- [Directive]: Output these lines exactly as they appear, starting from the first line of the records and continuing through the line that contains "year-label: 2023 [946,272,1115,357]", including that line.

===============

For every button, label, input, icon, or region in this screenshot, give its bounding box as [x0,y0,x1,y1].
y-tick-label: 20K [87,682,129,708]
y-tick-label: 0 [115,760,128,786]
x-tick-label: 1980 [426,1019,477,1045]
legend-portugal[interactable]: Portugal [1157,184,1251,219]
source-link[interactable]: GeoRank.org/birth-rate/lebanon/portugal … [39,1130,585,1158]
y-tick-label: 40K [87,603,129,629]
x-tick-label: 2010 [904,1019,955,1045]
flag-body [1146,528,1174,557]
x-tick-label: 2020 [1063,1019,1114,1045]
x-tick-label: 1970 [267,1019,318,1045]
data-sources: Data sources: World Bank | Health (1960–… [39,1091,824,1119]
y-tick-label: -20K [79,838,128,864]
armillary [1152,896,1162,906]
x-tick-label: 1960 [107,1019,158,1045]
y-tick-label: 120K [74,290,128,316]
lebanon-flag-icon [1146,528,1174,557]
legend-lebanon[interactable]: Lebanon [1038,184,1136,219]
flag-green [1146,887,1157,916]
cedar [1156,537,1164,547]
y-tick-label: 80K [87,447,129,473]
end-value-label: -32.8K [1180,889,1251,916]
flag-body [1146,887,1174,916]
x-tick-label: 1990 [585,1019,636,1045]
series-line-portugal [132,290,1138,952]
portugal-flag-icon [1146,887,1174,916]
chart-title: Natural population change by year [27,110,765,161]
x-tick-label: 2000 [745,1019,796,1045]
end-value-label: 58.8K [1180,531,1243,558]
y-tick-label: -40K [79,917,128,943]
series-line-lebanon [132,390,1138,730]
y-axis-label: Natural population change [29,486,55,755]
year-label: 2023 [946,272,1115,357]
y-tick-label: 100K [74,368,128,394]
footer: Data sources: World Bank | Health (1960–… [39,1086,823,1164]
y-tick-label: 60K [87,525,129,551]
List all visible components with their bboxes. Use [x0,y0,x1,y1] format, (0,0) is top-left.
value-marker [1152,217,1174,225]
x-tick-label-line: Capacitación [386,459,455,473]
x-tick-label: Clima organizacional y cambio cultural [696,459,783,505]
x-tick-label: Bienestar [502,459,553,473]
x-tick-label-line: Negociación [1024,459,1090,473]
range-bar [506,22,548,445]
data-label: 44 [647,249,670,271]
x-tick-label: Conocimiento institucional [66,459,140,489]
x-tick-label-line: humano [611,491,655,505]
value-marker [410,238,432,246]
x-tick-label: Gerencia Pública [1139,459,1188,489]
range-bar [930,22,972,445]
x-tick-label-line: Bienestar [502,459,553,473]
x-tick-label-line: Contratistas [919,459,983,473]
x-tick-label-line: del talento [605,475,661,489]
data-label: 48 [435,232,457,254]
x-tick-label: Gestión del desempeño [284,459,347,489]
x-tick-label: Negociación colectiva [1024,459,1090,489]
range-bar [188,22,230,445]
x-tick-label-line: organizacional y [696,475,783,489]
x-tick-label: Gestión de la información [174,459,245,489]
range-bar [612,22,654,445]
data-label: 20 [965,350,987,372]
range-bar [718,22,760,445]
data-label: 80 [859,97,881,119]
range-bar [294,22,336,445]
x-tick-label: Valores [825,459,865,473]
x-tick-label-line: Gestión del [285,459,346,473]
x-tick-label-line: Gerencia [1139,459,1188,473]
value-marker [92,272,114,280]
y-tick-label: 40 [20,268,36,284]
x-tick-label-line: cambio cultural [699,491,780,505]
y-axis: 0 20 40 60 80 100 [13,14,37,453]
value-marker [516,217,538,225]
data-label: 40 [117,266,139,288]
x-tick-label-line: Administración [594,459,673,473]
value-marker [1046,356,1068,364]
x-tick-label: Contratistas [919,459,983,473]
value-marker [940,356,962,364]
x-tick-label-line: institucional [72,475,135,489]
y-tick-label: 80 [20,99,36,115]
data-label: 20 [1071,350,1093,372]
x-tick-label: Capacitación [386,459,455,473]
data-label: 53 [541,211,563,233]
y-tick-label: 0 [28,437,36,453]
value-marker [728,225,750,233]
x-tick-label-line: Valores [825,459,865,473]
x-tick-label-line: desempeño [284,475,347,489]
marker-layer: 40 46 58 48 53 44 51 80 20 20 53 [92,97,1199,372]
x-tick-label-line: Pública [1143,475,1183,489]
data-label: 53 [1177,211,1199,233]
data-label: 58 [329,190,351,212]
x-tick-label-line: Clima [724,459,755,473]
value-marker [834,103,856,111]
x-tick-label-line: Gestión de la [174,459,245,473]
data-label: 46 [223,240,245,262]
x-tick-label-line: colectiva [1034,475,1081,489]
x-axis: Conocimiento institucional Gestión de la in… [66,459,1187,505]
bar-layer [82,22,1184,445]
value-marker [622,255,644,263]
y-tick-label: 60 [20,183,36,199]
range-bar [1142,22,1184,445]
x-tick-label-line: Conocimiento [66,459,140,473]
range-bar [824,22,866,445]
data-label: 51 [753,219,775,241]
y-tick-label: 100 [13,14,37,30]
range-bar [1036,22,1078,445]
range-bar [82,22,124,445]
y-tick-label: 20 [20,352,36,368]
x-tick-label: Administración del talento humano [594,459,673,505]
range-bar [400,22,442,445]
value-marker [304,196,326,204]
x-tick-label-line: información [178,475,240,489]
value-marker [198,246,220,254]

===============

- [Response to this exercise]:
For every button, label, input, icon, or region in this screenshot, give its bounding box as [x0,y0,x1,y1].
y-tick-label: 20K [87,682,129,708]
y-tick-label: 0 [115,760,128,786]
x-tick-label: 1980 [426,1019,477,1045]
legend-portugal[interactable]: Portugal [1157,184,1251,219]
source-link[interactable]: GeoRank.org/birth-rate/lebanon/portugal … [39,1130,585,1158]
y-tick-label: 40K [87,603,129,629]
x-tick-label: 2010 [904,1019,955,1045]
flag-body [1146,528,1174,557]
x-tick-label: 2020 [1063,1019,1114,1045]
x-tick-label: 1970 [267,1019,318,1045]
data-sources: Data sources: World Bank | Health (1960–… [39,1091,824,1119]
y-tick-label: -20K [79,838,128,864]
armillary [1152,896,1162,906]
x-tick-label: 1960 [107,1019,158,1045]
y-tick-label: 120K [74,290,128,316]
lebanon-flag-icon [1146,528,1174,557]
legend-lebanon[interactable]: Lebanon [1038,184,1136,219]
flag-green [1146,887,1157,916]
cedar [1156,537,1164,547]
y-tick-label: 80K [87,447,129,473]
end-value-label: -32.8K [1180,889,1251,916]
flag-body [1146,887,1174,916]
x-tick-label: 1990 [585,1019,636,1045]
series-line-portugal [132,290,1138,952]
portugal-flag-icon [1146,887,1174,916]
chart-title: Natural population change by year [27,110,765,161]
x-tick-label: 2000 [745,1019,796,1045]
end-value-label: 58.8K [1180,531,1243,558]
y-tick-label: -40K [79,917,128,943]
series-line-lebanon [132,390,1138,730]
y-axis-label: Natural population change [29,486,55,755]
year-label: 2023 [946,272,1115,357]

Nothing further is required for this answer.